### Task objective
Return every record below exactly as written, omitting any pictures.

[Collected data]
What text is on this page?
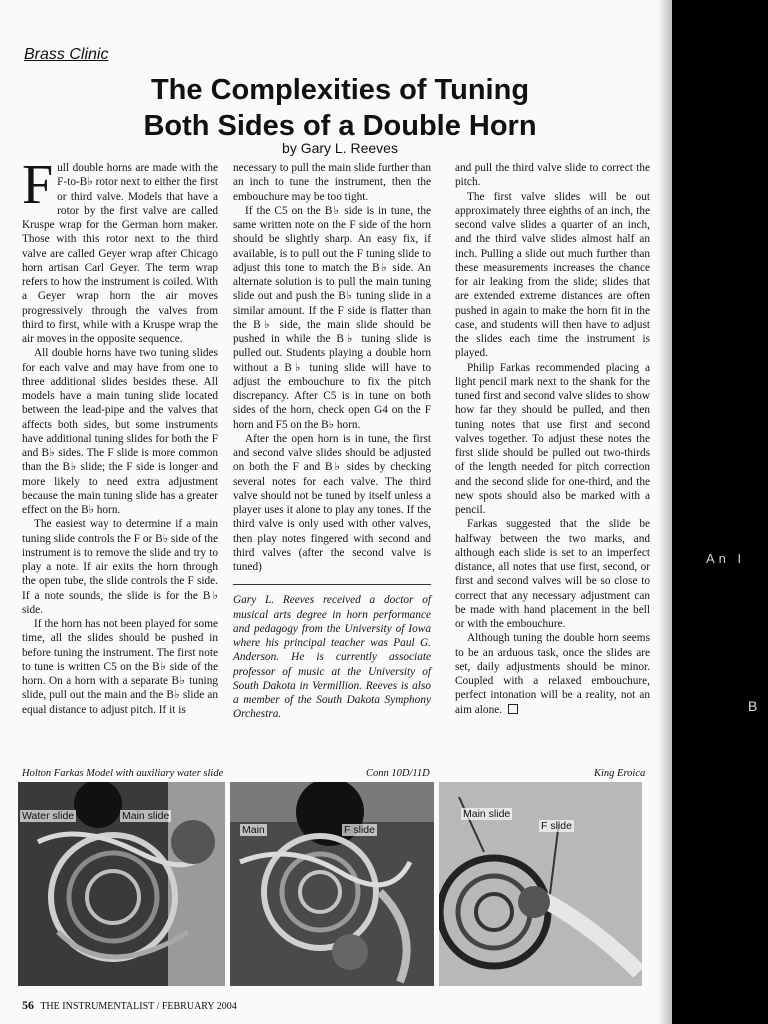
Brass Clinic
The Complexities of Tuning
Both Sides of a Double Horn
by Gary L. Reeves

Full double horns are made with the F-to-B♭ rotor next to either the first or third valve. Models that have a rotor by the first valve are called Kruspe wrap for the German horn maker. Those with this rotor next to the third valve are called Geyer wrap after Chicago horn artisan Carl Geyer. The term wrap refers to how the instrument is coiled. With a Geyer wrap horn the air moves progressively through the valves from third to first, while with a Kruspe wrap the air moves in the opposite sequence.

All double horns have two tuning slides for each valve and may have from one to three additional slides besides these. All models have a main tuning slide located between the lead-pipe and the valves that affects both sides, but some instruments have additional tuning slides for both the F and B♭ sides. The F slide is more common than the B♭ slide; the F side is longer and more likely to need extra adjustment because the main tuning slide has a greater effect on the B♭ horn.

The easiest way to determine if a main tuning slide controls the F or B♭ side of the instrument is to remove the slide and try to play a note. If air exits the horn through the open tube, the slide controls the F side. If a note sounds, the slide is for the B♭ side.

If the horn has not been played for some time, all the slides should be pushed in before tuning the instrument. The first note to tune is written C5 on the B♭ side of the horn. On a horn with a separate B♭ tuning slide, pull out the main and the B♭ slide an equal distance to adjust pitch. If it is

necessary to pull the main slide further than an inch to tune the instrument, then the embouchure may be too tight.

If the C5 on the B♭ side is in tune, the same written note on the F side of the horn should be slightly sharp. An easy fix, if available, is to pull out the F tuning slide to adjust this tone to match the B♭ side. An alternate solution is to pull the main tuning slide out and push the B♭ tuning slide in a similar amount. If the F side is flatter than the B♭ side, the main slide should be pushed in while the B♭ tuning slide is pulled out. Students playing a double horn without a B♭ tuning slide will have to adjust the embouchure to fix the pitch discrepancy. After C5 is in tune on both sides of the horn, check open G4 on the F horn and F5 on the B♭ horn.

After the open horn is in tune, the first and second valve slides should be adjusted on both the F and B♭ sides by checking several notes for each valve. The third valve should not be tuned by itself unless a player uses it alone to play any tones. If the third valve is only used with other valves, then play notes fingered with second and third valves (after the second valve is tuned)

Gary L. Reeves received a doctor of musical arts degree in horn performance and pedagogy from the University of Iowa where his principal teacher was Paul G. Anderson. He is currently associate professor of music at the University of South Dakota in Vermillion. Reeves is also a member of the South Dakota Symphony Orchestra.

and pull the third valve slide to correct the pitch.

The first valve slides will be out approximately three eighths of an inch, the second valve slides a quarter of an inch, and the third valve slides almost half an inch. Pulling a slide out much further than these measurements increases the chance for air leaking from the slide; slides that are extended extreme distances are often pushed in again to make the horn fit in the case, and students will then have to adjust the slides each time the instrument is played.

Philip Farkas recommended placing a light pencil mark next to the shank for the tuned first and second valve slides to show how far they should be pulled, and then tuning notes that use first and second valves together. To adjust these notes the first slide should be pulled out two-thirds of the length needed for pitch correction and the second slide for one-third, and the new spots should also be marked with a pencil.

Farkas suggested that the slide be halfway between the two marks, and although each slide is set to an imperfect distance, all notes that use first, second, or first and second valves will be so close to correct that any necessary adjustment can be made with hand placement in the bell or with the embouchure.

Although tuning the double horn seems to be an arduous task, once the slides are set, daily adjustments should be minor. Coupled with a relaxed embouchure, perfect intonation will be a reality, not an aim alone.

Holton Farkas Model with auxiliary water slide	Conn 10D/11D	King Eroica
Water slide	Main slide
Main	F slide
Main slide
F slide
56 THE INSTRUMENTALIST / FEBRUARY 2004
An I
B
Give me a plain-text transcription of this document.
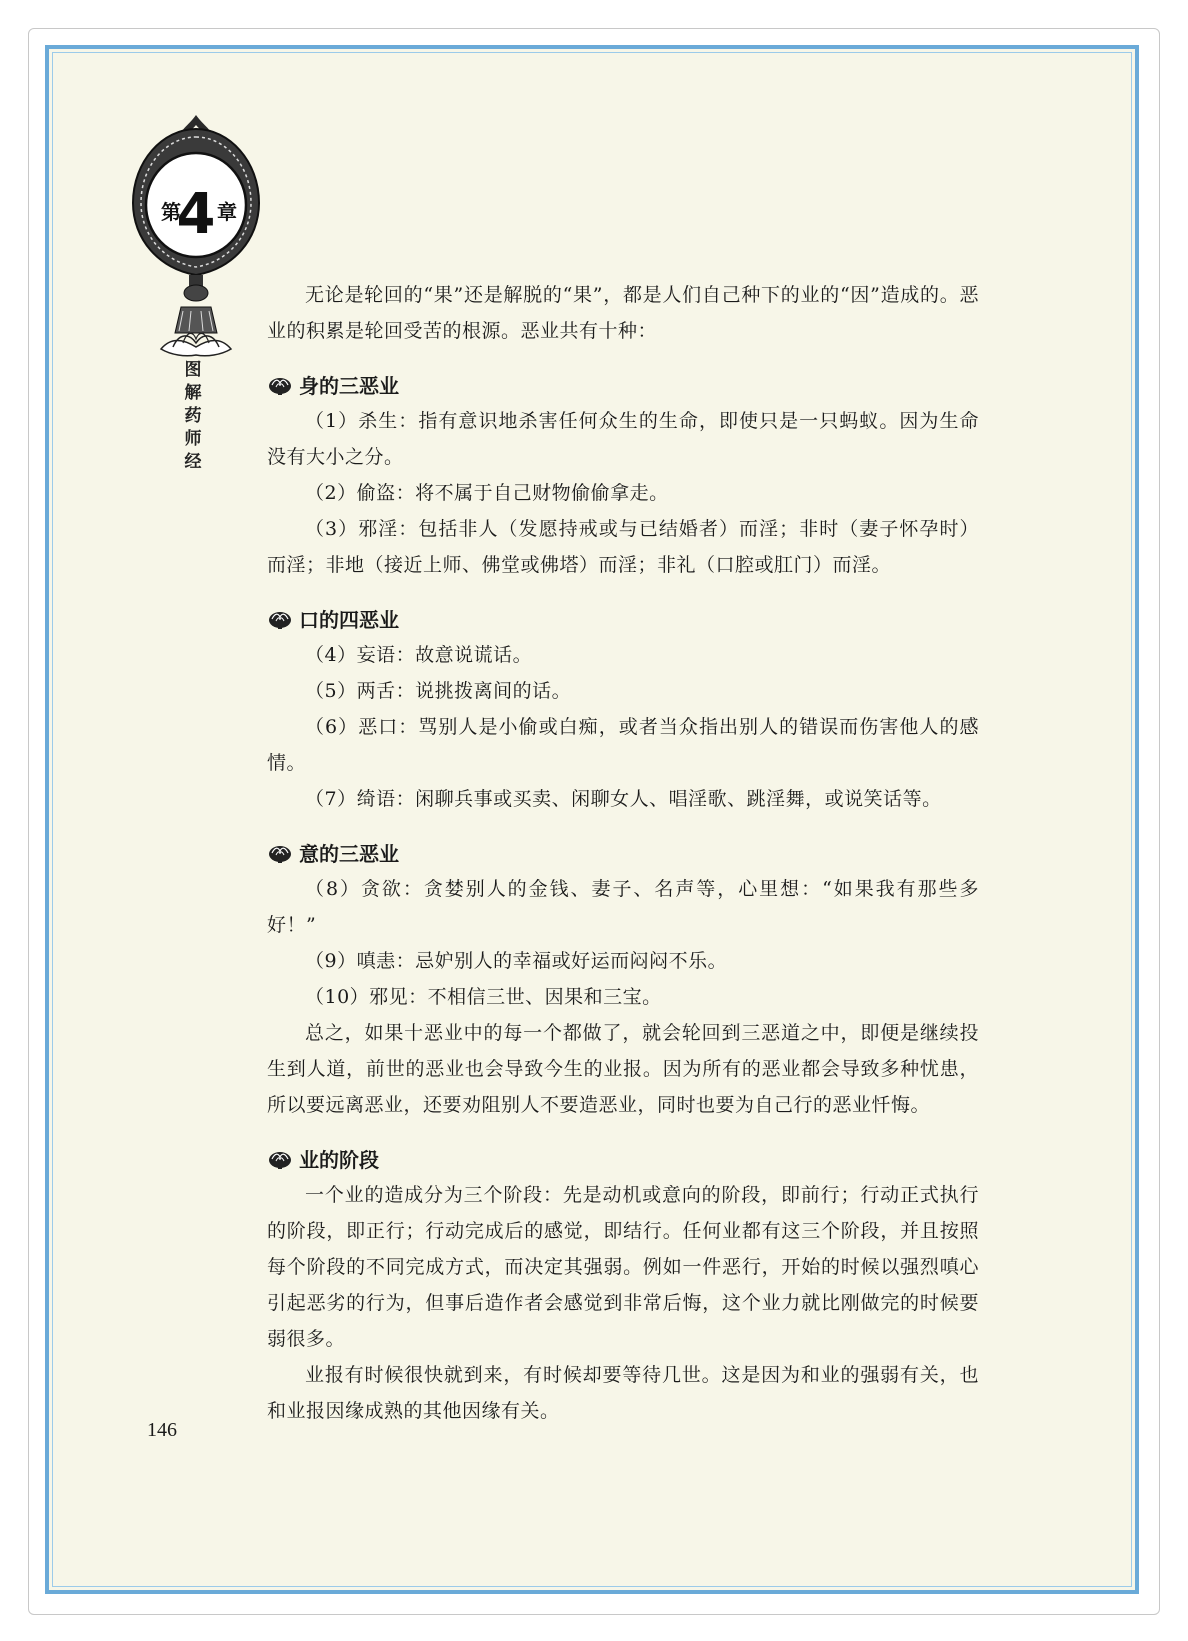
第
4 章
图
解
药
师
经

无论是轮回的“果”还是解脱的“果”，都是人们自己种下的业的“因”造成的。恶业的积累是轮回受苦的根源。恶业共有十种：

身的三恶业

（1）杀生：指有意识地杀害任何众生的生命，即使只是一只蚂蚁。因为生命没有大小之分。

（2）偷盗：将不属于自己财物偷偷拿走。

（3）邪淫：包括非人（发愿持戒或与已结婚者）而淫；非时（妻子怀孕时）而淫；非地（接近上师、佛堂或佛塔）而淫；非礼（口腔或肛门）而淫。

口的四恶业

（4）妄语：故意说谎话。

（5）两舌：说挑拨离间的话。

（6）恶口：骂别人是小偷或白痴，或者当众指出别人的错误而伤害他人的感情。

（7）绮语：闲聊兵事或买卖、闲聊女人、唱淫歌、跳淫舞，或说笑话等。

意的三恶业

（8）贪欲：贪婪别人的金钱、妻子、名声等，心里想：“如果我有那些多好！”

（9）嗔恚：忌妒别人的幸福或好运而闷闷不乐。

（10）邪见：不相信三世、因果和三宝。

总之，如果十恶业中的每一个都做了，就会轮回到三恶道之中，即便是继续投生到人道，前世的恶业也会导致今生的业报。因为所有的恶业都会导致多种忧患，所以要远离恶业，还要劝阻别人不要造恶业，同时也要为自己行的恶业忏悔。

业的阶段

一个业的造成分为三个阶段：先是动机或意向的阶段，即前行；行动正式执行的阶段，即正行；行动完成后的感觉，即结行。任何业都有这三个阶段，并且按照每个阶段的不同完成方式，而决定其强弱。例如一件恶行，开始的时候以强烈嗔心引起恶劣的行为，但事后造作者会感觉到非常后悔，这个业力就比刚做完的时候要弱很多。

业报有时候很快就到来，有时候却要等待几世。这是因为和业的强弱有关，也和业报因缘成熟的其他因缘有关。

146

### Response to the task
What text is on this page?
Brass Clinic
The Complexities of Tuning
Both Sides of a Double Horn
by Gary L. Reeves

Full double horns are made with the F-to-B♭ rotor next to either the first or third valve. Models that have a rotor by the first valve are called Kruspe wrap for the German horn maker. Those with this rotor next to the third valve are called Geyer wrap after Chicago horn artisan Carl Geyer. The term wrap refers to how the instrument is coiled. With a Geyer wrap horn the air moves progressively through the valves from third to first, while with a Kruspe wrap the air moves in the opposite sequence.

All double horns have two tuning slides for each valve and may have from one to three additional slides besides these. All models have a main tuning slide located between the lead-pipe and the valves that affects both sides, but some instruments have additional tuning slides for both the F and B♭ sides. The F slide is more common than the B♭ slide; the F side is longer and more likely to need extra adjustment because the main tuning slide has a greater effect on the B♭ horn.

The easiest way to determine if a main tuning slide controls the F or B♭ side of the instrument is to remove the slide and try to play a note. If air exits the horn through the open tube, the slide controls the F side. If a note sounds, the slide is for the B♭ side.

If the horn has not been played for some time, all the slides should be pushed in before tuning the instrument. The first note to tune is written C5 on the B♭ side of the horn. On a horn with a separate B♭ tuning slide, pull out the main and the B♭ slide an equal distance to adjust pitch. If it is

necessary to pull the main slide further than an inch to tune the instrument, then the embouchure may be too tight.

If the C5 on the B♭ side is in tune, the same written note on the F side of the horn should be slightly sharp. An easy fix, if available, is to pull out the F tuning slide to adjust this tone to match the B♭ side. An alternate solution is to pull the main tuning slide out and push the B♭ tuning slide in a similar amount. If the F side is flatter than the B♭ side, the main slide should be pushed in while the B♭ tuning slide is pulled out. Students playing a double horn without a B♭ tuning slide will have to adjust the embouchure to fix the pitch discrepancy. After C5 is in tune on both sides of the horn, check open G4 on the F horn and F5 on the B♭ horn.

After the open horn is in tune, the first and second valve slides should be adjusted on both the F and B♭ sides by checking several notes for each valve. The third valve should not be tuned by itself unless a player uses it alone to play any tones. If the third valve is only used with other valves, then play notes fingered with second and third valves (after the second valve is tuned)

Gary L. Reeves received a doctor of musical arts degree in horn performance and pedagogy from the University of Iowa where his principal teacher was Paul G. Anderson. He is currently associate professor of music at the University of South Dakota in Vermillion. Reeves is also a member of the South Dakota Symphony Orchestra.

and pull the third valve slide to correct the pitch.

The first valve slides will be out approximately three eighths of an inch, the second valve slides a quarter of an inch, and the third valve slides almost half an inch. Pulling a slide out much further than these measurements increases the chance for air leaking from the slide; slides that are extended extreme distances are often pushed in again to make the horn fit in the case, and students will then have to adjust the slides each time the instrument is played.

Philip Farkas recommended placing a light pencil mark next to the shank for the tuned first and second valve slides to show how far they should be pulled, and then tuning notes that use first and second valves together. To adjust these notes the first slide should be pulled out two-thirds of the length needed for pitch correction and the second slide for one-third, and the new spots should also be marked with a pencil.

Farkas suggested that the slide be halfway between the two marks, and although each slide is set to an imperfect distance, all notes that use first, second, or first and second valves will be so close to correct that any necessary adjustment can be made with hand placement in the bell or with the embouchure.

Although tuning the double horn seems to be an arduous task, once the slides are set, daily adjustments should be minor. Coupled with a relaxed embouchure, perfect intonation will be a reality, not an aim alone.

Holton Farkas Model with auxiliary water slide	Conn 10D/11D	King Eroica
Water slide	Main slide
Main	F slide
Main slide
F slide
56 THE INSTRUMENTALIST / FEBRUARY 2004
An I
B
Give me a plain-text transcription of this document.
第
4 章
图
解
药
师
经

无论是轮回的“果”还是解脱的“果”，都是人们自己种下的业的“因”造成的。恶业的积累是轮回受苦的根源。恶业共有十种：

身的三恶业

（1）杀生：指有意识地杀害任何众生的生命，即使只是一只蚂蚁。因为生命没有大小之分。

（2）偷盗：将不属于自己财物偷偷拿走。

（3）邪淫：包括非人（发愿持戒或与已结婚者）而淫；非时（妻子怀孕时）而淫；非地（接近上师、佛堂或佛塔）而淫；非礼（口腔或肛门）而淫。

口的四恶业

（4）妄语：故意说谎话。

（5）两舌：说挑拨离间的话。

（6）恶口：骂别人是小偷或白痴，或者当众指出别人的错误而伤害他人的感情。

（7）绮语：闲聊兵事或买卖、闲聊女人、唱淫歌、跳淫舞，或说笑话等。

意的三恶业

（8）贪欲：贪婪别人的金钱、妻子、名声等，心里想：“如果我有那些多好！”

（9）嗔恚：忌妒别人的幸福或好运而闷闷不乐。

（10）邪见：不相信三世、因果和三宝。

总之，如果十恶业中的每一个都做了，就会轮回到三恶道之中，即便是继续投生到人道，前世的恶业也会导致今生的业报。因为所有的恶业都会导致多种忧患，所以要远离恶业，还要劝阻别人不要造恶业，同时也要为自己行的恶业忏悔。

业的阶段

一个业的造成分为三个阶段：先是动机或意向的阶段，即前行；行动正式执行的阶段，即正行；行动完成后的感觉，即结行。任何业都有这三个阶段，并且按照每个阶段的不同完成方式，而决定其强弱。例如一件恶行，开始的时候以强烈嗔心引起恶劣的行为，但事后造作者会感觉到非常后悔，这个业力就比刚做完的时候要弱很多。

业报有时候很快就到来，有时候却要等待几世。这是因为和业的强弱有关，也和业报因缘成熟的其他因缘有关。

146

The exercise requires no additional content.